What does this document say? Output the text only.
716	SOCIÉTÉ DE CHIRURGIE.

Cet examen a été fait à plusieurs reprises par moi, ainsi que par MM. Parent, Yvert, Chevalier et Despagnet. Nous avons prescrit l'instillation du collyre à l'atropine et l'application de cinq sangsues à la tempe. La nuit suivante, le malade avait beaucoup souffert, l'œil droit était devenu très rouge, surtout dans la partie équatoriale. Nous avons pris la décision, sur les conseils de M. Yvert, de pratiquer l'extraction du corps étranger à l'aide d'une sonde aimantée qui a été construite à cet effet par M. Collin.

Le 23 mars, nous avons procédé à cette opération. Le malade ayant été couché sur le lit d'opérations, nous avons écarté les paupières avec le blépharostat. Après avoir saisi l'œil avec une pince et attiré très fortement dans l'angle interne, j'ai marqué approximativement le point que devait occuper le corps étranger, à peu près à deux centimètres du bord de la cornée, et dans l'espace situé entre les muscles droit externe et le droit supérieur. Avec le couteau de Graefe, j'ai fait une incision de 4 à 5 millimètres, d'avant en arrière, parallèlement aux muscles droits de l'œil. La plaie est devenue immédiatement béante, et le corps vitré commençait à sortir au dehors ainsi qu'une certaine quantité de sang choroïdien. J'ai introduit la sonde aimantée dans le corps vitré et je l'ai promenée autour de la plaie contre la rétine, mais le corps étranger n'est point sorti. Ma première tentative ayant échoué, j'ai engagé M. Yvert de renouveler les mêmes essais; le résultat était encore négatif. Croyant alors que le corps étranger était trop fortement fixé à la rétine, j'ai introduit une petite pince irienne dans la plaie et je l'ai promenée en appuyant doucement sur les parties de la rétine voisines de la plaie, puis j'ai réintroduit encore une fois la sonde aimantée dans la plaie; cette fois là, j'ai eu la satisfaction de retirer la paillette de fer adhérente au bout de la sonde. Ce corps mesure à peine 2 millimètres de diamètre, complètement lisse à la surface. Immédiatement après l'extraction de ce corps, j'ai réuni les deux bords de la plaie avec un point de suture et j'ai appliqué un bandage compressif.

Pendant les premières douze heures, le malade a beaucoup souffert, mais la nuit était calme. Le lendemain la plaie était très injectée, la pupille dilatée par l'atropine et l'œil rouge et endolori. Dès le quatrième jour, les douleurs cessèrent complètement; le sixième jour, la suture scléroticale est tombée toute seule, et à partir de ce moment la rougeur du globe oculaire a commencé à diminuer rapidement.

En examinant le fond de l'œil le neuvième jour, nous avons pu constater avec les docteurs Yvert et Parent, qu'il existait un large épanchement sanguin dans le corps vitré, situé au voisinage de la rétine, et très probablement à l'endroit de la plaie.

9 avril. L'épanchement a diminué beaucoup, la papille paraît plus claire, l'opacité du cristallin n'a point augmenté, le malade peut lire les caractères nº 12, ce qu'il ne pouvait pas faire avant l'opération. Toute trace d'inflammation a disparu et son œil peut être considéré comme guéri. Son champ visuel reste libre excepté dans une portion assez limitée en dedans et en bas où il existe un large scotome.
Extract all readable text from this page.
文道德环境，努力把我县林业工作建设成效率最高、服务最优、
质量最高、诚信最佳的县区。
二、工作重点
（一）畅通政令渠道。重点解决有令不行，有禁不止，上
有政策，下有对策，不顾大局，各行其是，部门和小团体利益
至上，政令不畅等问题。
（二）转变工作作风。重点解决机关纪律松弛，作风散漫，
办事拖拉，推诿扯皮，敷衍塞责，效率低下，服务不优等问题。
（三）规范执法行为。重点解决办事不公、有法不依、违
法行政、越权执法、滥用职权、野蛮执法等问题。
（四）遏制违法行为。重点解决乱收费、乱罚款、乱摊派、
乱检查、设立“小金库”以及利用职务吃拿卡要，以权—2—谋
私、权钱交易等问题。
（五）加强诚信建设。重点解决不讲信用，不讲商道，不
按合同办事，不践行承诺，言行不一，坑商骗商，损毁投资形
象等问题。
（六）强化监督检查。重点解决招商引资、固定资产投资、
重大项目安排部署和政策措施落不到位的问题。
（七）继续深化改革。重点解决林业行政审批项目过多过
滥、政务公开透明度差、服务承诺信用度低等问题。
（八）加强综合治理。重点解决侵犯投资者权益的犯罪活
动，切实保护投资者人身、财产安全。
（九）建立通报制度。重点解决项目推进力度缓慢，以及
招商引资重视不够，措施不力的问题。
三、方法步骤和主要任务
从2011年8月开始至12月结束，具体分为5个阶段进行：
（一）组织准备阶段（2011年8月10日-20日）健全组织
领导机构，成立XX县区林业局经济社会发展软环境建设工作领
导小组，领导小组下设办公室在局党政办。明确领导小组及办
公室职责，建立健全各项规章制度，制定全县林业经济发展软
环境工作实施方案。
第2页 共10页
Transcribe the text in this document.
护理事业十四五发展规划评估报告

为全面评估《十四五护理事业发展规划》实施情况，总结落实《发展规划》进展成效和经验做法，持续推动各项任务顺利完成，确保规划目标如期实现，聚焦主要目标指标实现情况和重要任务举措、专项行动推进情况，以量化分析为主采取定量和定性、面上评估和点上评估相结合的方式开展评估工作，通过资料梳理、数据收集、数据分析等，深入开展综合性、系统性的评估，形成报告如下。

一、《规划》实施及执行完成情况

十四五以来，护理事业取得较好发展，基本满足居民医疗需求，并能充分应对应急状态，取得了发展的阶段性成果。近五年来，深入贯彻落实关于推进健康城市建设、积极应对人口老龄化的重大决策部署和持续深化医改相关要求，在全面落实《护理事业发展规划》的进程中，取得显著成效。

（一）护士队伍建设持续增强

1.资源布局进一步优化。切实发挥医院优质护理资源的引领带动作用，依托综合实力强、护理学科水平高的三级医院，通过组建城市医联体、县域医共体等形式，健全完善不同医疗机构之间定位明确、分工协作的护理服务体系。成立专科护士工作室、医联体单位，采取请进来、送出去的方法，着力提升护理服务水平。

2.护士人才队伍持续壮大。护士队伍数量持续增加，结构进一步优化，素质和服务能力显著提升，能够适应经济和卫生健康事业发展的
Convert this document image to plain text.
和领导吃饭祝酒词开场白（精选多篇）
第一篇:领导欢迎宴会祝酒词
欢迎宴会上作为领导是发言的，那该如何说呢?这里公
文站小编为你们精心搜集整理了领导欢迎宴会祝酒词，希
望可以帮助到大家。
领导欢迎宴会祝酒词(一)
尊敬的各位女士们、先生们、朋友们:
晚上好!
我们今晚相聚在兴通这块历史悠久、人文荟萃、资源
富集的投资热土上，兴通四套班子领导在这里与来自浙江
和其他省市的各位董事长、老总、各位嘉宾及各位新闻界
☆ ☆ ☆ ☆ ☆ ☆ ☆
- [Exercise task]: Look for "this" and pull out every line that has it.

- [Written response]:
What does this document say? Output the text only.
Extract all readable text from this page.
Transcribe the text in this document.
Convert this document image to plain text.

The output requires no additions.